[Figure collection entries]
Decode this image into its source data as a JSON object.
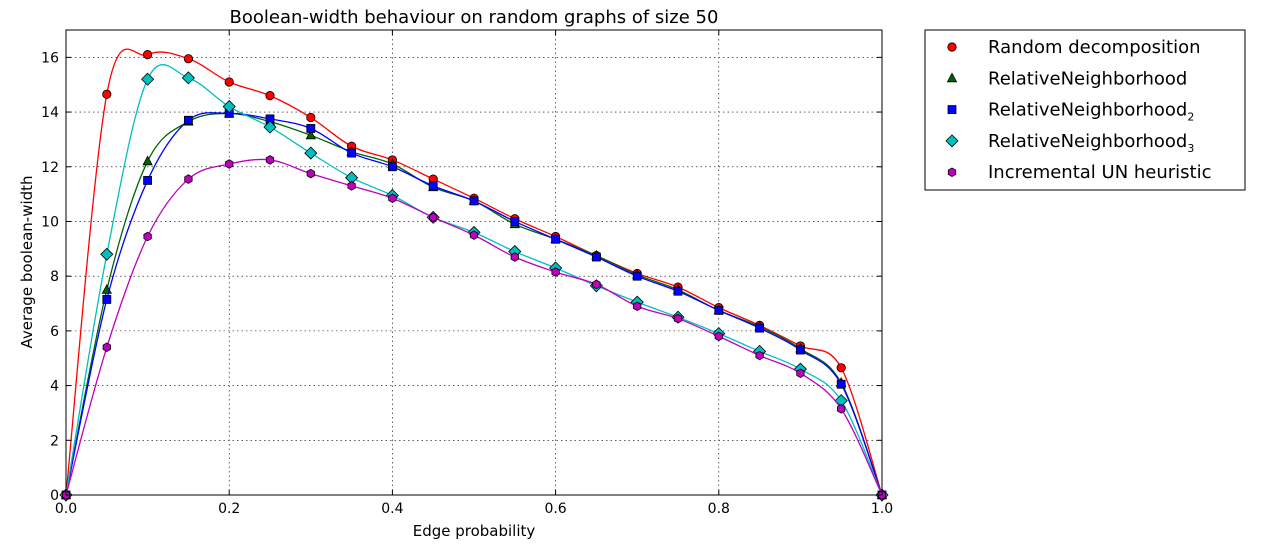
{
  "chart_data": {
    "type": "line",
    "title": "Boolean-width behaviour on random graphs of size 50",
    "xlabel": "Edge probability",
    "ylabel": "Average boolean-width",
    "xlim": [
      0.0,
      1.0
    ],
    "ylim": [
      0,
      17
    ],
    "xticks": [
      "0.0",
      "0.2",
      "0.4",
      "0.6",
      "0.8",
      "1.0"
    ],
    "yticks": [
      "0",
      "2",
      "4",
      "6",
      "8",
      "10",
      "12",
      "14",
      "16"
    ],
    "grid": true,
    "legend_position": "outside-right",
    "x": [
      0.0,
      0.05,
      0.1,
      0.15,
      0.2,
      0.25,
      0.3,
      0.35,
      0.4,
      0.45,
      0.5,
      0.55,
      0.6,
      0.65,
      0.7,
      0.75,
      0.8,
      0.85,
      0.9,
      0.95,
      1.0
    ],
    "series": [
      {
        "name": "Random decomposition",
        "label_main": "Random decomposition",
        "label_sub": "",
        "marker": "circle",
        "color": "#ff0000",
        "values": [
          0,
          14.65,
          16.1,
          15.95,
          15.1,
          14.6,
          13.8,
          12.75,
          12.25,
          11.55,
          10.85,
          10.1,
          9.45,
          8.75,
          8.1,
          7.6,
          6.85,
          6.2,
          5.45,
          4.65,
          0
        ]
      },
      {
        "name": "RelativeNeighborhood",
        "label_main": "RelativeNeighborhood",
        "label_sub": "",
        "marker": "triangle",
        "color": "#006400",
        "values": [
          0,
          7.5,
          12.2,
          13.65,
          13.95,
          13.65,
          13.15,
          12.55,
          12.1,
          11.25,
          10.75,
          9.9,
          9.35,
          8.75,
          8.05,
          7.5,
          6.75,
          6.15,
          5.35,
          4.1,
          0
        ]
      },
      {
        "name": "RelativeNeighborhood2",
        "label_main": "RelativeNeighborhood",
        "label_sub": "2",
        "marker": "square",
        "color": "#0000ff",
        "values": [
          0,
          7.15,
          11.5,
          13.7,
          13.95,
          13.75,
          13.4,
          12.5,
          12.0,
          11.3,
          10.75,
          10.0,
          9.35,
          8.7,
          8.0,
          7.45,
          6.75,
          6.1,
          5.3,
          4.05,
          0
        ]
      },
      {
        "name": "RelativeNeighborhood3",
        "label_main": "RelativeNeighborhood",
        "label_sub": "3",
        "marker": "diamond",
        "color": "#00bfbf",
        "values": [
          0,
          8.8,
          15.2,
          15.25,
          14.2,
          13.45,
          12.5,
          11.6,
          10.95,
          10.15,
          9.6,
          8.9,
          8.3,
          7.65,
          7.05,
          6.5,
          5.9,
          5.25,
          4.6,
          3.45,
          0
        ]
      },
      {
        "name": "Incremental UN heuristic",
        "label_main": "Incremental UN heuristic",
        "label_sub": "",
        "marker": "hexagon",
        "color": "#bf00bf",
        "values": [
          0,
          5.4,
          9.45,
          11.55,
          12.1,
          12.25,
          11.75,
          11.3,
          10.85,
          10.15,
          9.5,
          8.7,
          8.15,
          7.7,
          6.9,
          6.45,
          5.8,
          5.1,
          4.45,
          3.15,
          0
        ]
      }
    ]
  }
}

Given instruction:
Above are records to transcribe exactly; leave their pictures out.

Answer:
Decode this image into its source data as a JSON object.
{
  "chart_data": {
    "type": "line",
    "title": "Boolean-width behaviour on random graphs of size 50",
    "xlabel": "Edge probability",
    "ylabel": "Average boolean-width",
    "xlim": [
      0.0,
      1.0
    ],
    "ylim": [
      0,
      17
    ],
    "xticks": [
      "0.0",
      "0.2",
      "0.4",
      "0.6",
      "0.8",
      "1.0"
    ],
    "yticks": [
      "0",
      "2",
      "4",
      "6",
      "8",
      "10",
      "12",
      "14",
      "16"
    ],
    "grid": true,
    "legend_position": "outside-right",
    "x": [
      0.0,
      0.05,
      0.1,
      0.15,
      0.2,
      0.25,
      0.3,
      0.35,
      0.4,
      0.45,
      0.5,
      0.55,
      0.6,
      0.65,
      0.7,
      0.75,
      0.8,
      0.85,
      0.9,
      0.95,
      1.0
    ],
    "series": [
      {
        "name": "Random decomposition",
        "label_main": "Random decomposition",
        "label_sub": "",
        "marker": "circle",
        "color": "#ff0000",
        "values": [
          0,
          14.65,
          16.1,
          15.95,
          15.1,
          14.6,
          13.8,
          12.75,
          12.25,
          11.55,
          10.85,
          10.1,
          9.45,
          8.75,
          8.1,
          7.6,
          6.85,
          6.2,
          5.45,
          4.65,
          0
        ]
      },
      {
        "name": "RelativeNeighborhood",
        "label_main": "RelativeNeighborhood",
        "label_sub": "",
        "marker": "triangle",
        "color": "#006400",
        "values": [
          0,
          7.5,
          12.2,
          13.65,
          13.95,
          13.65,
          13.15,
          12.55,
          12.1,
          11.25,
          10.75,
          9.9,
          9.35,
          8.75,
          8.05,
          7.5,
          6.75,
          6.15,
          5.35,
          4.1,
          0
        ]
      },
      {
        "name": "RelativeNeighborhood2",
        "label_main": "RelativeNeighborhood",
        "label_sub": "2",
        "marker": "square",
        "color": "#0000ff",
        "values": [
          0,
          7.15,
          11.5,
          13.7,
          13.95,
          13.75,
          13.4,
          12.5,
          12.0,
          11.3,
          10.75,
          10.0,
          9.35,
          8.7,
          8.0,
          7.45,
          6.75,
          6.1,
          5.3,
          4.05,
          0
        ]
      },
      {
        "name": "RelativeNeighborhood3",
        "label_main": "RelativeNeighborhood",
        "label_sub": "3",
        "marker": "diamond",
        "color": "#00bfbf",
        "values": [
          0,
          8.8,
          15.2,
          15.25,
          14.2,
          13.45,
          12.5,
          11.6,
          10.95,
          10.15,
          9.6,
          8.9,
          8.3,
          7.65,
          7.05,
          6.5,
          5.9,
          5.25,
          4.6,
          3.45,
          0
        ]
      },
      {
        "name": "Incremental UN heuristic",
        "label_main": "Incremental UN heuristic",
        "label_sub": "",
        "marker": "hexagon",
        "color": "#bf00bf",
        "values": [
          0,
          5.4,
          9.45,
          11.55,
          12.1,
          12.25,
          11.75,
          11.3,
          10.85,
          10.15,
          9.5,
          8.7,
          8.15,
          7.7,
          6.9,
          6.45,
          5.8,
          5.1,
          4.45,
          3.15,
          0
        ]
      }
    ]
  }
}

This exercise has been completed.